** Start Text excerpt **

Placement Group Concepts
When you execute commands like ceph -w
, ceph osd dump
, and other
commands related to placement groups, Ceph may return values using some
of the following terms:
- Peering
The process of bringing all of the OSDs that store a Placement Group (PG) into agreement about the state of all of the objects (and their metadata) in that PG. Note that agreeing on the state does not mean that they all have the latest contents.
- Acting Set
The ordered list of OSDs who are (or were as of some epoch) responsible for a particular placement group.
- Up Set
The ordered list of OSDs responsible for a particular placement group for a particular epoch according to CRUSH. Normally this is the same as the Acting Set, except when the Acting Set has been explicitly overridden via
pg_temp
in the OSD Map.- Current Interval or Past Interval
A sequence of OSD map epochs during which the Acting Set and Up Set for particular placement group do not change.
- Primary
The member (and by convention first) of the Acting Set, that is responsible for coordination peering, and is the only OSD that will accept client-initiated writes to objects in a placement group.
- Replica
A non-primary OSD in the Acting Set for a placement group (and who has been recognized as such and activated by the primary).
- Stray
An OSD that is not a member of the current Acting Set, but has not yet been told that it can delete its copies of a particular placement group.

** End Text excerpt **

### Problem details
Resume the Ceph placement group glossary after its last entry, "Stray", by adding further term definitions in the same format.

** Start Data entries **

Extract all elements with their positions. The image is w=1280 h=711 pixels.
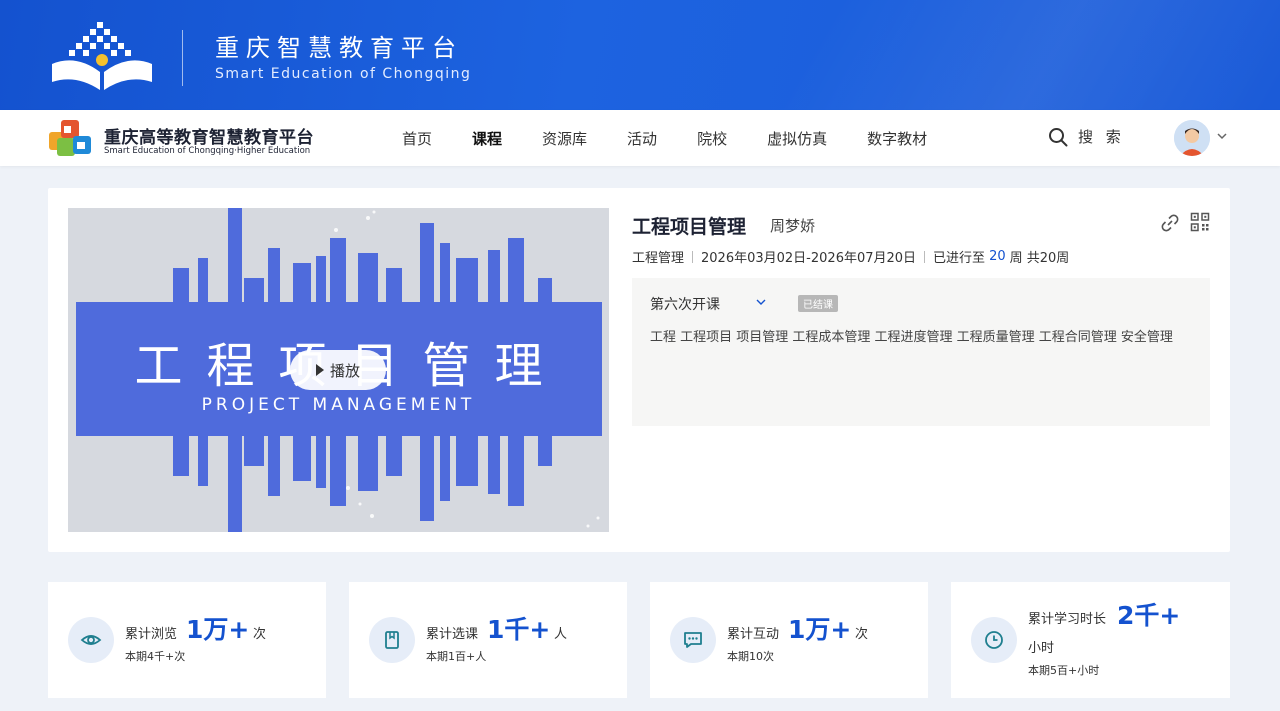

** End Data entries **
** Start Data entries **

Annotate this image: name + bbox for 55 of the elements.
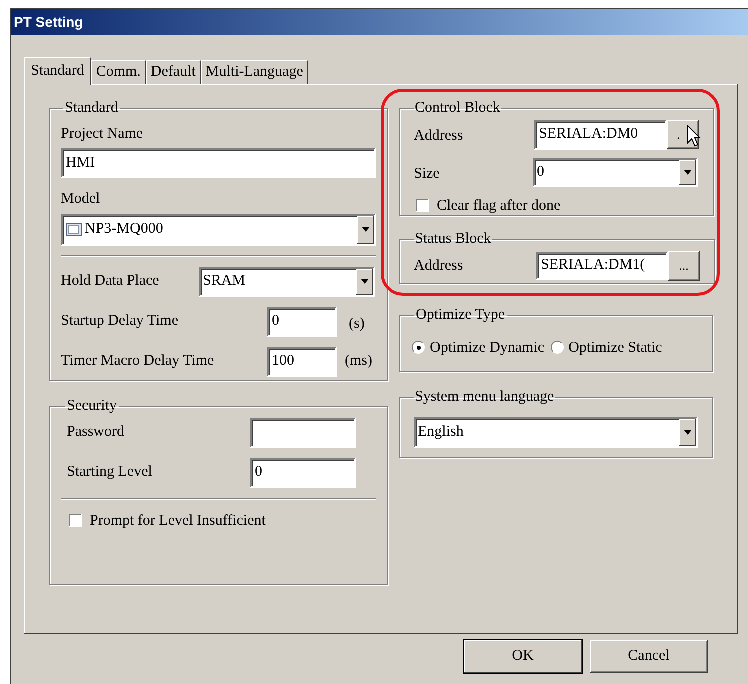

** End Data entries **

### Final answer
- Recovery
Ensuring that copies of all of the objects in a placement group are on all of the OSDs in the Acting Set. Once Peering has been performed, the Primary can start accepting write operations, and Recovery can proceed in the background.
- PG Info
Basic metadata about the placement group’s creation epoch, the version for the most recent write to the placement group, last epoch started, last epoch clean, and the beginning of the current interval. Any inter-OSD communication about placement groups includes the PG Info, such that any OSD that knows a placement group exists (or once existed) also has a lower bound on last epoch clean or last epoch started.
- PG Log
A list of recent updates made to objects in a placement group. Note that these logs can be truncated after all OSDs in the Acting Set have acknowledged up to a certain point.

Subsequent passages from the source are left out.